— Start Data in this exercise —

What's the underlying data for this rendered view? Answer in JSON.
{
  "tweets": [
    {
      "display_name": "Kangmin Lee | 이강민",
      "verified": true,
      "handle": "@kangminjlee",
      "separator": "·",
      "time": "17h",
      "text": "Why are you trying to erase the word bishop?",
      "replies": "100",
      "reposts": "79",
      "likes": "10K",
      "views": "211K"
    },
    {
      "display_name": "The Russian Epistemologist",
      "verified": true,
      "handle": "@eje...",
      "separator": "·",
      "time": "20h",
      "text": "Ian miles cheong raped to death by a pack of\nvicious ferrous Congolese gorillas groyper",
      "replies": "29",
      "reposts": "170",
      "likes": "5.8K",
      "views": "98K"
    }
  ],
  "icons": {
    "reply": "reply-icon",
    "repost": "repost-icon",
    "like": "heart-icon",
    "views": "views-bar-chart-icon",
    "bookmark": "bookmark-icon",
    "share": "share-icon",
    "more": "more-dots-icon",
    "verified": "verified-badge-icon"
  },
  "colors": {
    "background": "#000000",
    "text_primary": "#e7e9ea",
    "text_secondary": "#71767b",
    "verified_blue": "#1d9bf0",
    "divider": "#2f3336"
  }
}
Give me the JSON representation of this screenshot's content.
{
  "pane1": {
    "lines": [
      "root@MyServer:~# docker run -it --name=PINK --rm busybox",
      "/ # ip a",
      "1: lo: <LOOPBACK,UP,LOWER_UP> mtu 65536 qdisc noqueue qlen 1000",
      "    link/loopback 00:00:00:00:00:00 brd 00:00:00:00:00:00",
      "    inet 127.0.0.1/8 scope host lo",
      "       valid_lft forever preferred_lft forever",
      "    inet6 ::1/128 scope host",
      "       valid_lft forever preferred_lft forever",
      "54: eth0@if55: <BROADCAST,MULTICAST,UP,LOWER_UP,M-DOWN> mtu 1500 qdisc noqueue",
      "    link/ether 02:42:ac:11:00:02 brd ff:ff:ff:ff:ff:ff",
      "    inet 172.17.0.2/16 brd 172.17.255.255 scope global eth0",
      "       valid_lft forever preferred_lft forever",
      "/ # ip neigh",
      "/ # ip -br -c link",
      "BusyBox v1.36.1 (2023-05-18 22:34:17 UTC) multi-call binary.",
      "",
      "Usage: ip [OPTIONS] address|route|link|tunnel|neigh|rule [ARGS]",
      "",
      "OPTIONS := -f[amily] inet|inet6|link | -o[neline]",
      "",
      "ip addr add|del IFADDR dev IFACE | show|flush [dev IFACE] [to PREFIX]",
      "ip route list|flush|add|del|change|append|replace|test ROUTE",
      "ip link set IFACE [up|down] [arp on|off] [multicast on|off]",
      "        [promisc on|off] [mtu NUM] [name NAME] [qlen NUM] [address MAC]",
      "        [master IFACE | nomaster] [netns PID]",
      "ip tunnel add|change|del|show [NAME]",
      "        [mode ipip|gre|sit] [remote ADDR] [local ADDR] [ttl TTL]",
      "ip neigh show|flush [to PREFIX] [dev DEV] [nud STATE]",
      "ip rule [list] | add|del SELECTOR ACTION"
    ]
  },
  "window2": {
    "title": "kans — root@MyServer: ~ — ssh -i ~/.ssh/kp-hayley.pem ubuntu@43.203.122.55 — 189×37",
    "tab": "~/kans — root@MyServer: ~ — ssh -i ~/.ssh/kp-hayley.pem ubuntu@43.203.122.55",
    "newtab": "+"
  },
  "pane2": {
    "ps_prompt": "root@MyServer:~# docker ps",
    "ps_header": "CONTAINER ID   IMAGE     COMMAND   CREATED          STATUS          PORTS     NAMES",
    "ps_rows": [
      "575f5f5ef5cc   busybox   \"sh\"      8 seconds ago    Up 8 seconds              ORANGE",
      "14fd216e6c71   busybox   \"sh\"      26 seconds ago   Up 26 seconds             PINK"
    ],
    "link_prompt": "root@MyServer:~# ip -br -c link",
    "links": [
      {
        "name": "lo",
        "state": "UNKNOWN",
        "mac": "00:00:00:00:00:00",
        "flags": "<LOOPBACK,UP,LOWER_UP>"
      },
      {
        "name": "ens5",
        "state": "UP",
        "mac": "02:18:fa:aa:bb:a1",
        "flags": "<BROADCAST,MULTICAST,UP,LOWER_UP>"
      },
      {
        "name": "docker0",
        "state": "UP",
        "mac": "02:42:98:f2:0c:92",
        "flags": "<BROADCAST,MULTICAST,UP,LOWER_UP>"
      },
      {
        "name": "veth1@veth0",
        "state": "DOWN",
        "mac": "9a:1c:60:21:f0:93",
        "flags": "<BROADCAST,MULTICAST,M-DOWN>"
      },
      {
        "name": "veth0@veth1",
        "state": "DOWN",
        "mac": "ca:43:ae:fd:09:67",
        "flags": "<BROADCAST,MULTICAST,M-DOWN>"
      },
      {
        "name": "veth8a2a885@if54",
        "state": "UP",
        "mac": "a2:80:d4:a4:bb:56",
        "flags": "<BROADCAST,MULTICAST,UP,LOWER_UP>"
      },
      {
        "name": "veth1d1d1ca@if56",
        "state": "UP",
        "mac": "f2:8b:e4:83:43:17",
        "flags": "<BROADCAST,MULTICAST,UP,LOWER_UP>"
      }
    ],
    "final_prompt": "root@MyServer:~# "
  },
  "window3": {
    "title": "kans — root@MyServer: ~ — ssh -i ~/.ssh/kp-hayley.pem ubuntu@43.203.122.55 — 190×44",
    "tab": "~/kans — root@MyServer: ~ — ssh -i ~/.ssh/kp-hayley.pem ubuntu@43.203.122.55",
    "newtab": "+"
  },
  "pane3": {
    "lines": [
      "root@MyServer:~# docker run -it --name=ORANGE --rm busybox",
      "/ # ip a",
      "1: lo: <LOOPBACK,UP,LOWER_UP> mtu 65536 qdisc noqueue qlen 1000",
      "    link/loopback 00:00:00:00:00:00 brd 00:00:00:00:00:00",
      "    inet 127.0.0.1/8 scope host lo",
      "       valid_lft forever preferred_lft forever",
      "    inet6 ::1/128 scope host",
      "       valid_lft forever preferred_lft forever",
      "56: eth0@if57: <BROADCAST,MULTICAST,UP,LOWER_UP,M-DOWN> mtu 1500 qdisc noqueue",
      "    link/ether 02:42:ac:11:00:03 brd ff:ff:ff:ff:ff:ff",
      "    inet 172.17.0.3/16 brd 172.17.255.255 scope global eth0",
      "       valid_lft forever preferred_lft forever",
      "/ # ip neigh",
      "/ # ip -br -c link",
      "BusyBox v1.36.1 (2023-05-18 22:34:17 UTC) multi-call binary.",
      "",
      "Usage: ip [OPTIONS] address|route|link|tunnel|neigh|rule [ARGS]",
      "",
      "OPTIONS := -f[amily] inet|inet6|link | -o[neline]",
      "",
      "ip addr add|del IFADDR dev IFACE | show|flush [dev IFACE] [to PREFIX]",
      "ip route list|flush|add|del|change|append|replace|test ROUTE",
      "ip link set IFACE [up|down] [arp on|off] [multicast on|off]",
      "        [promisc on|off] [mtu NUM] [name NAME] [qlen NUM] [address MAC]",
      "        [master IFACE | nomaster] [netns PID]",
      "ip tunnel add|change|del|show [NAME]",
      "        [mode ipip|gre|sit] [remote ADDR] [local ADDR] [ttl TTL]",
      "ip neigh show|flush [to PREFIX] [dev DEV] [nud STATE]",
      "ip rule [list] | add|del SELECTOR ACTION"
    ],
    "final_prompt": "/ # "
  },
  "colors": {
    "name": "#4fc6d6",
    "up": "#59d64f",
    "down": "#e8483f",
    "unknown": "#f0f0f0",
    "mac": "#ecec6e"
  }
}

— End Data in this exercise —

» The request
From the records above, extract every entry exactly as given.

» Answer for the task
What's the underlying data for this rendered view? Answer in JSON.
{
  "tweets": [
    {
      "display_name": "Kangmin Lee | 이강민",
      "verified": true,
      "handle": "@kangminjlee",
      "separator": "·",
      "time": "17h",
      "text": "Why are you trying to erase the word bishop?",
      "replies": "100",
      "reposts": "79",
      "likes": "10K",
      "views": "211K"
    },
    {
      "display_name": "The Russian Epistemologist",
      "verified": true,
      "handle": "@eje...",
      "separator": "·",
      "time": "20h",
      "text": "Ian miles cheong raped to death by a pack of\nvicious ferrous Congolese gorillas groyper",
      "replies": "29",
      "reposts": "170",
      "likes": "5.8K",
      "views": "98K"
    }
  ],
  "icons": {
    "reply": "reply-icon",
    "repost": "repost-icon",
    "like": "heart-icon",
    "views": "views-bar-chart-icon",
    "bookmark": "bookmark-icon",
    "share": "share-icon",
    "more": "more-dots-icon",
    "verified": "verified-badge-icon"
  },
  "colors": {
    "background": "#000000",
    "text_primary": "#e7e9ea",
    "text_secondary": "#71767b",
    "verified_blue": "#1d9bf0",
    "divider": "#2f3336"
  }
}
Give me the JSON representation of this screenshot's content.
{
  "pane1": {
    "lines": [
      "root@MyServer:~# docker run -it --name=PINK --rm busybox",
      "/ # ip a",
      "1: lo: <LOOPBACK,UP,LOWER_UP> mtu 65536 qdisc noqueue qlen 1000",
      "    link/loopback 00:00:00:00:00:00 brd 00:00:00:00:00:00",
      "    inet 127.0.0.1/8 scope host lo",
      "       valid_lft forever preferred_lft forever",
      "    inet6 ::1/128 scope host",
      "       valid_lft forever preferred_lft forever",
      "54: eth0@if55: <BROADCAST,MULTICAST,UP,LOWER_UP,M-DOWN> mtu 1500 qdisc noqueue",
      "    link/ether 02:42:ac:11:00:02 brd ff:ff:ff:ff:ff:ff",
      "    inet 172.17.0.2/16 brd 172.17.255.255 scope global eth0",
      "       valid_lft forever preferred_lft forever",
      "/ # ip neigh",
      "/ # ip -br -c link",
      "BusyBox v1.36.1 (2023-05-18 22:34:17 UTC) multi-call binary.",
      "",
      "Usage: ip [OPTIONS] address|route|link|tunnel|neigh|rule [ARGS]",
      "",
      "OPTIONS := -f[amily] inet|inet6|link | -o[neline]",
      "",
      "ip addr add|del IFADDR dev IFACE | show|flush [dev IFACE] [to PREFIX]",
      "ip route list|flush|add|del|change|append|replace|test ROUTE",
      "ip link set IFACE [up|down] [arp on|off] [multicast on|off]",
      "        [promisc on|off] [mtu NUM] [name NAME] [qlen NUM] [address MAC]",
      "        [master IFACE | nomaster] [netns PID]",
      "ip tunnel add|change|del|show [NAME]",
      "        [mode ipip|gre|sit] [remote ADDR] [local ADDR] [ttl TTL]",
      "ip neigh show|flush [to PREFIX] [dev DEV] [nud STATE]",
      "ip rule [list] | add|del SELECTOR ACTION"
    ]
  },
  "window2": {
    "title": "kans — root@MyServer: ~ — ssh -i ~/.ssh/kp-hayley.pem ubuntu@43.203.122.55 — 189×37",
    "tab": "~/kans — root@MyServer: ~ — ssh -i ~/.ssh/kp-hayley.pem ubuntu@43.203.122.55",
    "newtab": "+"
  },
  "pane2": {
    "ps_prompt": "root@MyServer:~# docker ps",
    "ps_header": "CONTAINER ID   IMAGE     COMMAND   CREATED          STATUS          PORTS     NAMES",
    "ps_rows": [
      "575f5f5ef5cc   busybox   \"sh\"      8 seconds ago    Up 8 seconds              ORANGE",
      "14fd216e6c71   busybox   \"sh\"      26 seconds ago   Up 26 seconds             PINK"
    ],
    "link_prompt": "root@MyServer:~# ip -br -c link",
    "links": [
      {
        "name": "lo",
        "state": "UNKNOWN",
        "mac": "00:00:00:00:00:00",
        "flags": "<LOOPBACK,UP,LOWER_UP>"
      },
      {
        "name": "ens5",
        "state": "UP",
        "mac": "02:18:fa:aa:bb:a1",
        "flags": "<BROADCAST,MULTICAST,UP,LOWER_UP>"
      },
      {
        "name": "docker0",
        "state": "UP",
        "mac": "02:42:98:f2:0c:92",
        "flags": "<BROADCAST,MULTICAST,UP,LOWER_UP>"
      },
      {
        "name": "veth1@veth0",
        "state": "DOWN",
        "mac": "9a:1c:60:21:f0:93",
        "flags": "<BROADCAST,MULTICAST,M-DOWN>"
      },
      {
        "name": "veth0@veth1",
        "state": "DOWN",
        "mac": "ca:43:ae:fd:09:67",
        "flags": "<BROADCAST,MULTICAST,M-DOWN>"
      },
      {
        "name": "veth8a2a885@if54",
        "state": "UP",
        "mac": "a2:80:d4:a4:bb:56",
        "flags": "<BROADCAST,MULTICAST,UP,LOWER_UP>"
      },
      {
        "name": "veth1d1d1ca@if56",
        "state": "UP",
        "mac": "f2:8b:e4:83:43:17",
        "flags": "<BROADCAST,MULTICAST,UP,LOWER_UP>"
      }
    ],
    "final_prompt": "root@MyServer:~# "
  },
  "window3": {
    "title": "kans — root@MyServer: ~ — ssh -i ~/.ssh/kp-hayley.pem ubuntu@43.203.122.55 — 190×44",
    "tab": "~/kans — root@MyServer: ~ — ssh -i ~/.ssh/kp-hayley.pem ubuntu@43.203.122.55",
    "newtab": "+"
  },
  "pane3": {
    "lines": [
      "root@MyServer:~# docker run -it --name=ORANGE --rm busybox",
      "/ # ip a",
      "1: lo: <LOOPBACK,UP,LOWER_UP> mtu 65536 qdisc noqueue qlen 1000",
      "    link/loopback 00:00:00:00:00:00 brd 00:00:00:00:00:00",
      "    inet 127.0.0.1/8 scope host lo",
      "       valid_lft forever preferred_lft forever",
      "    inet6 ::1/128 scope host",
      "       valid_lft forever preferred_lft forever",
      "56: eth0@if57: <BROADCAST,MULTICAST,UP,LOWER_UP,M-DOWN> mtu 1500 qdisc noqueue",
      "    link/ether 02:42:ac:11:00:03 brd ff:ff:ff:ff:ff:ff",
      "    inet 172.17.0.3/16 brd 172.17.255.255 scope global eth0",
      "       valid_lft forever preferred_lft forever",
      "/ # ip neigh",
      "/ # ip -br -c link",
      "BusyBox v1.36.1 (2023-05-18 22:34:17 UTC) multi-call binary.",
      "",
      "Usage: ip [OPTIONS] address|route|link|tunnel|neigh|rule [ARGS]",
      "",
      "OPTIONS := -f[amily] inet|inet6|link | -o[neline]",
      "",
      "ip addr add|del IFADDR dev IFACE | show|flush [dev IFACE] [to PREFIX]",
      "ip route list|flush|add|del|change|append|replace|test ROUTE",
      "ip link set IFACE [up|down] [arp on|off] [multicast on|off]",
      "        [promisc on|off] [mtu NUM] [name NAME] [qlen NUM] [address MAC]",
      "        [master IFACE | nomaster] [netns PID]",
      "ip tunnel add|change|del|show [NAME]",
      "        [mode ipip|gre|sit] [remote ADDR] [local ADDR] [ttl TTL]",
      "ip neigh show|flush [to PREFIX] [dev DEV] [nud STATE]",
      "ip rule [list] | add|del SELECTOR ACTION"
    ],
    "final_prompt": "/ # "
  },
  "colors": {
    "name": "#4fc6d6",
    "up": "#59d64f",
    "down": "#e8483f",
    "unknown": "#f0f0f0",
    "mac": "#ecec6e"
  }
}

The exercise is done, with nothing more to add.